--- start Dataset rows ---

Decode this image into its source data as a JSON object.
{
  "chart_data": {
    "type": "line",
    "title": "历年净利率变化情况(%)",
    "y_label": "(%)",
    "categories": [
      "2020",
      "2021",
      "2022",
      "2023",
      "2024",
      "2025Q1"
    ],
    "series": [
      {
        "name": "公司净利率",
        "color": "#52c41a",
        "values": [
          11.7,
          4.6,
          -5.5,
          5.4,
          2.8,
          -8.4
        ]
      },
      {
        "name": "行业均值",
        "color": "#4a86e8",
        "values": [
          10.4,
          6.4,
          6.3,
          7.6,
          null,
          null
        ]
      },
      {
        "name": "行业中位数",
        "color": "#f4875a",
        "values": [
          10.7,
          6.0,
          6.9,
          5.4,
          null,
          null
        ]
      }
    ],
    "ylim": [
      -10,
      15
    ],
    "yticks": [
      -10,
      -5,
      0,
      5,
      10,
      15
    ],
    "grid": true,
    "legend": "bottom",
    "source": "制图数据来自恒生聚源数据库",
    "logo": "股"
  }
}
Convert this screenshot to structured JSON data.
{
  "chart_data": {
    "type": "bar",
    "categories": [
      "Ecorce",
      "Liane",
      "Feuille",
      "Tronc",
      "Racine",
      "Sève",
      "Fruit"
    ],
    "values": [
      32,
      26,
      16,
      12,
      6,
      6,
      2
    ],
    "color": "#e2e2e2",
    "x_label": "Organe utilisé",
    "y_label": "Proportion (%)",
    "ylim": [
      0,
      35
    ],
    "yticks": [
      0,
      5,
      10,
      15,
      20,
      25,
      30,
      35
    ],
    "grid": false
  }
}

--- end Dataset rows ---

§ **What is expected**
Return the whole listing exactly.

§ **Output below**
Decode this image into its source data as a JSON object.
{
  "chart_data": {
    "type": "line",
    "title": "历年净利率变化情况(%)",
    "y_label": "(%)",
    "categories": [
      "2020",
      "2021",
      "2022",
      "2023",
      "2024",
      "2025Q1"
    ],
    "series": [
      {
        "name": "公司净利率",
        "color": "#52c41a",
        "values": [
          11.7,
          4.6,
          -5.5,
          5.4,
          2.8,
          -8.4
        ]
      },
      {
        "name": "行业均值",
        "color": "#4a86e8",
        "values": [
          10.4,
          6.4,
          6.3,
          7.6,
          null,
          null
        ]
      },
      {
        "name": "行业中位数",
        "color": "#f4875a",
        "values": [
          10.7,
          6.0,
          6.9,
          5.4,
          null,
          null
        ]
      }
    ],
    "ylim": [
      -10,
      15
    ],
    "yticks": [
      -10,
      -5,
      0,
      5,
      10,
      15
    ],
    "grid": true,
    "legend": "bottom",
    "source": "制图数据来自恒生聚源数据库",
    "logo": "股"
  }
}
Convert this screenshot to structured JSON data.
{
  "chart_data": {
    "type": "bar",
    "categories": [
      "Ecorce",
      "Liane",
      "Feuille",
      "Tronc",
      "Racine",
      "Sève",
      "Fruit"
    ],
    "values": [
      32,
      26,
      16,
      12,
      6,
      6,
      2
    ],
    "color": "#e2e2e2",
    "x_label": "Organe utilisé",
    "y_label": "Proportion (%)",
    "ylim": [
      0,
      35
    ],
    "yticks": [
      0,
      5,
      10,
      15,
      20,
      25,
      30,
      35
    ],
    "grid": false
  }
}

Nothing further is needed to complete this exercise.